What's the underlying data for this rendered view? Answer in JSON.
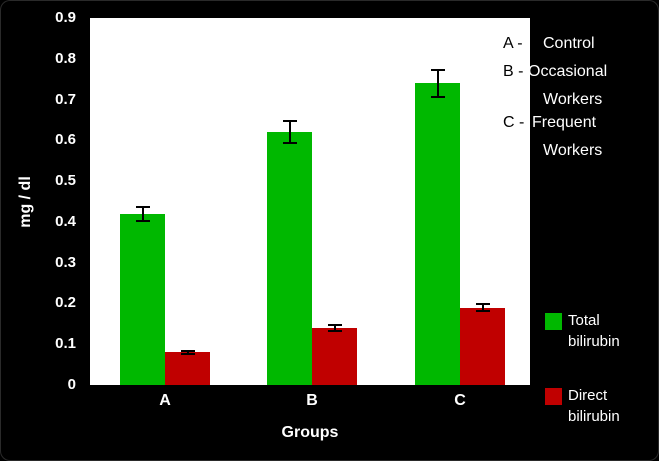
{
  "chart_data": {
    "type": "bar",
    "title": "",
    "categories": [
      "A",
      "B",
      "C"
    ],
    "series": [
      {
        "name": "Total bilirubin",
        "color": "#00b800",
        "values": [
          0.42,
          0.62,
          0.74
        ],
        "errors": [
          0.02,
          0.03,
          0.035
        ]
      },
      {
        "name": "Direct bilirubin",
        "color": "#c00000",
        "values": [
          0.08,
          0.14,
          0.19
        ],
        "errors": [
          0.007,
          0.01,
          0.01
        ]
      }
    ],
    "xlabel": "Groups",
    "ylabel": "mg / dl",
    "ylim": [
      0,
      0.9
    ],
    "y_ticks": [
      "0",
      "0.1",
      "0.2",
      "0.3",
      "0.4",
      "0.5",
      "0.6",
      "0.7",
      "0.8",
      "0.9"
    ],
    "grid": false,
    "legend_position": "right",
    "background": "#000000",
    "plot_background": "#ffffff"
  },
  "annotations": {
    "line1_key": "A -",
    "line1_label": "Control",
    "line2_key": "B -",
    "line2_label": "Occasional",
    "line3_label": "Workers",
    "line4_key": "C -",
    "line4_label": "Frequent",
    "line5_label": "Workers"
  }
}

Directions for this task: From the material above, reproduce everything verbatim except the pictures.

Solution to this problem:
What's the underlying data for this rendered view? Answer in JSON.
{
  "chart_data": {
    "type": "bar",
    "title": "",
    "categories": [
      "A",
      "B",
      "C"
    ],
    "series": [
      {
        "name": "Total bilirubin",
        "color": "#00b800",
        "values": [
          0.42,
          0.62,
          0.74
        ],
        "errors": [
          0.02,
          0.03,
          0.035
        ]
      },
      {
        "name": "Direct bilirubin",
        "color": "#c00000",
        "values": [
          0.08,
          0.14,
          0.19
        ],
        "errors": [
          0.007,
          0.01,
          0.01
        ]
      }
    ],
    "xlabel": "Groups",
    "ylabel": "mg / dl",
    "ylim": [
      0,
      0.9
    ],
    "y_ticks": [
      "0",
      "0.1",
      "0.2",
      "0.3",
      "0.4",
      "0.5",
      "0.6",
      "0.7",
      "0.8",
      "0.9"
    ],
    "grid": false,
    "legend_position": "right",
    "background": "#000000",
    "plot_background": "#ffffff"
  },
  "annotations": {
    "line1_key": "A -",
    "line1_label": "Control",
    "line2_key": "B -",
    "line2_label": "Occasional",
    "line3_label": "Workers",
    "line4_key": "C -",
    "line4_label": "Frequent",
    "line5_label": "Workers"
  }
}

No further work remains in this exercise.